**Provided entries**
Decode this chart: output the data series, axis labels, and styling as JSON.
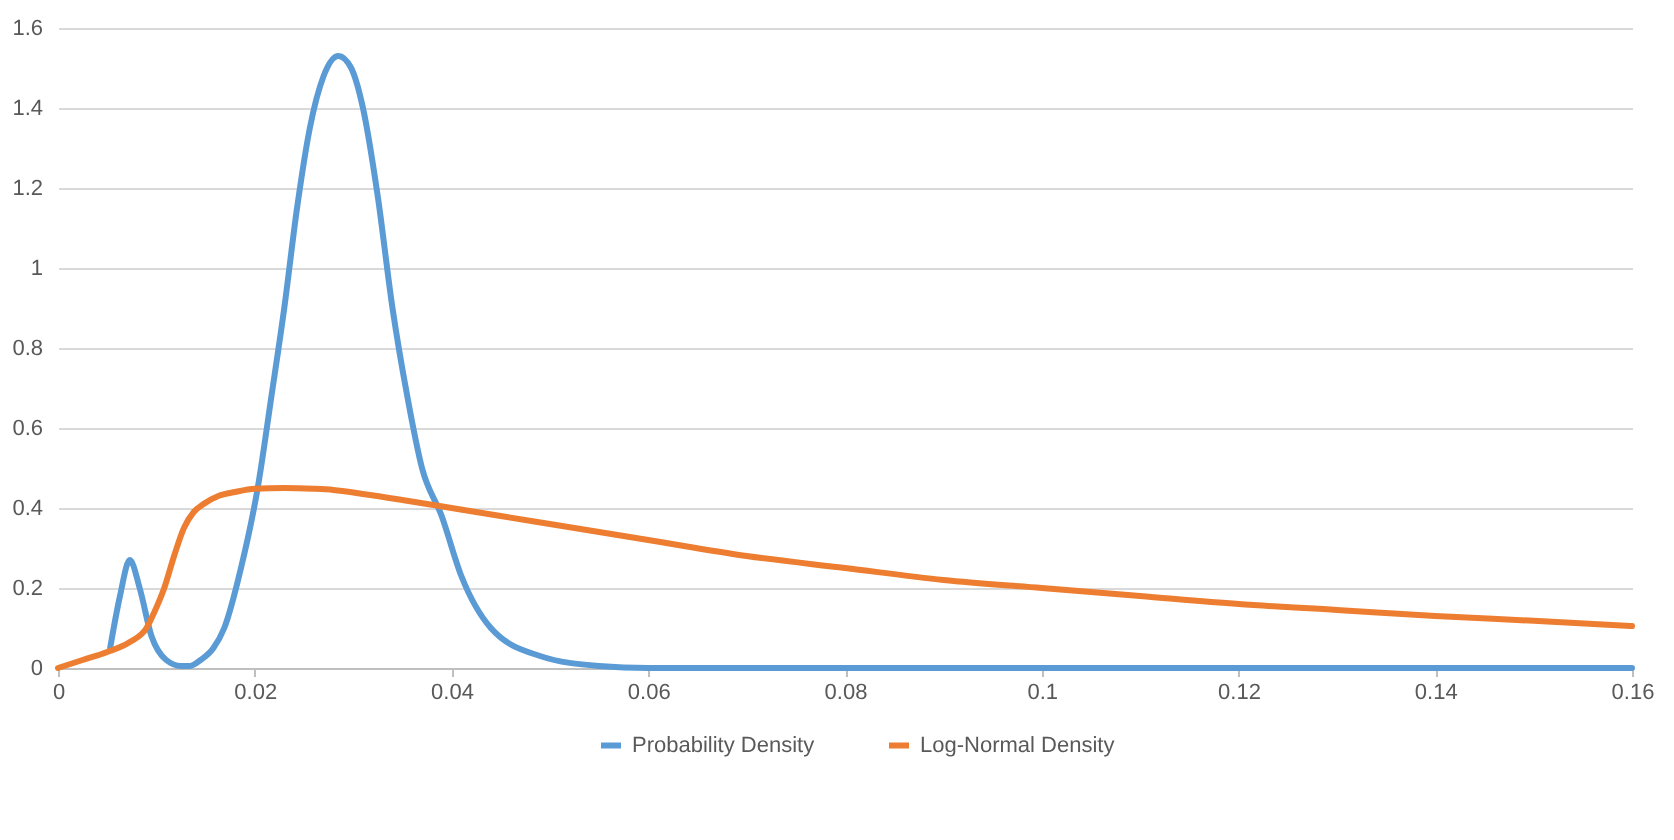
{
  "chart_data": {
    "type": "line",
    "legend": "bottom",
    "grid": "y",
    "marker": "none",
    "xlim": [
      0,
      0.16
    ],
    "xticks": [
      0,
      0.02,
      0.04,
      0.06,
      0.08,
      0.1,
      0.12,
      0.14,
      0.16
    ],
    "ylim": [
      0,
      1.6
    ],
    "yticks": [
      0,
      0.2,
      0.4,
      0.6,
      0.8,
      1,
      1.2,
      1.4,
      1.6
    ],
    "series": [
      {
        "name": "Probability Density",
        "color": "#5b9bd5",
        "x": [
          0.0053,
          0.0063,
          0.0073,
          0.0083,
          0.0095,
          0.011,
          0.0125,
          0.0134,
          0.0145,
          0.0158,
          0.0169,
          0.0186,
          0.0203,
          0.0217,
          0.023,
          0.0243,
          0.0256,
          0.027,
          0.0285,
          0.0298,
          0.031,
          0.0325,
          0.034,
          0.0355,
          0.037,
          0.039,
          0.041,
          0.044,
          0.049,
          0.055,
          0.06,
          0.08,
          0.1,
          0.12,
          0.14,
          0.16
        ],
        "values": [
          0.05,
          0.18,
          0.27,
          0.2,
          0.08,
          0.02,
          0.005,
          0.005,
          0.02,
          0.05,
          0.1,
          0.25,
          0.45,
          0.68,
          0.9,
          1.15,
          1.35,
          1.48,
          1.53,
          1.5,
          1.4,
          1.18,
          0.9,
          0.68,
          0.5,
          0.38,
          0.23,
          0.1,
          0.03,
          0.005,
          0,
          0,
          0,
          0,
          0,
          0
        ]
      },
      {
        "name": "Log-Normal Density",
        "color": "#ed7d31",
        "x": [
          0,
          0.0025,
          0.005,
          0.0073,
          0.009,
          0.0098,
          0.0108,
          0.0118,
          0.0128,
          0.0138,
          0.0148,
          0.0163,
          0.018,
          0.02,
          0.023,
          0.026,
          0.028,
          0.031,
          0.035,
          0.04,
          0.05,
          0.06,
          0.07,
          0.08,
          0.09,
          0.1,
          0.11,
          0.12,
          0.13,
          0.14,
          0.15,
          0.16
        ],
        "values": [
          0,
          0.02,
          0.04,
          0.065,
          0.1,
          0.14,
          0.2,
          0.28,
          0.35,
          0.39,
          0.41,
          0.43,
          0.44,
          0.448,
          0.45,
          0.448,
          0.445,
          0.435,
          0.42,
          0.4,
          0.36,
          0.32,
          0.28,
          0.25,
          0.22,
          0.2,
          0.18,
          0.16,
          0.145,
          0.13,
          0.118,
          0.105
        ]
      }
    ]
  }
}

**What needs to be done**
Copy out all the data without changing anything, and drop the pictures.

**Result below**
Decode this chart: output the data series, axis labels, and styling as JSON.
{
  "chart_data": {
    "type": "line",
    "legend": "bottom",
    "grid": "y",
    "marker": "none",
    "xlim": [
      0,
      0.16
    ],
    "xticks": [
      0,
      0.02,
      0.04,
      0.06,
      0.08,
      0.1,
      0.12,
      0.14,
      0.16
    ],
    "ylim": [
      0,
      1.6
    ],
    "yticks": [
      0,
      0.2,
      0.4,
      0.6,
      0.8,
      1,
      1.2,
      1.4,
      1.6
    ],
    "series": [
      {
        "name": "Probability Density",
        "color": "#5b9bd5",
        "x": [
          0.0053,
          0.0063,
          0.0073,
          0.0083,
          0.0095,
          0.011,
          0.0125,
          0.0134,
          0.0145,
          0.0158,
          0.0169,
          0.0186,
          0.0203,
          0.0217,
          0.023,
          0.0243,
          0.0256,
          0.027,
          0.0285,
          0.0298,
          0.031,
          0.0325,
          0.034,
          0.0355,
          0.037,
          0.039,
          0.041,
          0.044,
          0.049,
          0.055,
          0.06,
          0.08,
          0.1,
          0.12,
          0.14,
          0.16
        ],
        "values": [
          0.05,
          0.18,
          0.27,
          0.2,
          0.08,
          0.02,
          0.005,
          0.005,
          0.02,
          0.05,
          0.1,
          0.25,
          0.45,
          0.68,
          0.9,
          1.15,
          1.35,
          1.48,
          1.53,
          1.5,
          1.4,
          1.18,
          0.9,
          0.68,
          0.5,
          0.38,
          0.23,
          0.1,
          0.03,
          0.005,
          0,
          0,
          0,
          0,
          0,
          0
        ]
      },
      {
        "name": "Log-Normal Density",
        "color": "#ed7d31",
        "x": [
          0,
          0.0025,
          0.005,
          0.0073,
          0.009,
          0.0098,
          0.0108,
          0.0118,
          0.0128,
          0.0138,
          0.0148,
          0.0163,
          0.018,
          0.02,
          0.023,
          0.026,
          0.028,
          0.031,
          0.035,
          0.04,
          0.05,
          0.06,
          0.07,
          0.08,
          0.09,
          0.1,
          0.11,
          0.12,
          0.13,
          0.14,
          0.15,
          0.16
        ],
        "values": [
          0,
          0.02,
          0.04,
          0.065,
          0.1,
          0.14,
          0.2,
          0.28,
          0.35,
          0.39,
          0.41,
          0.43,
          0.44,
          0.448,
          0.45,
          0.448,
          0.445,
          0.435,
          0.42,
          0.4,
          0.36,
          0.32,
          0.28,
          0.25,
          0.22,
          0.2,
          0.18,
          0.16,
          0.145,
          0.13,
          0.118,
          0.105
        ]
      }
    ]
  }
}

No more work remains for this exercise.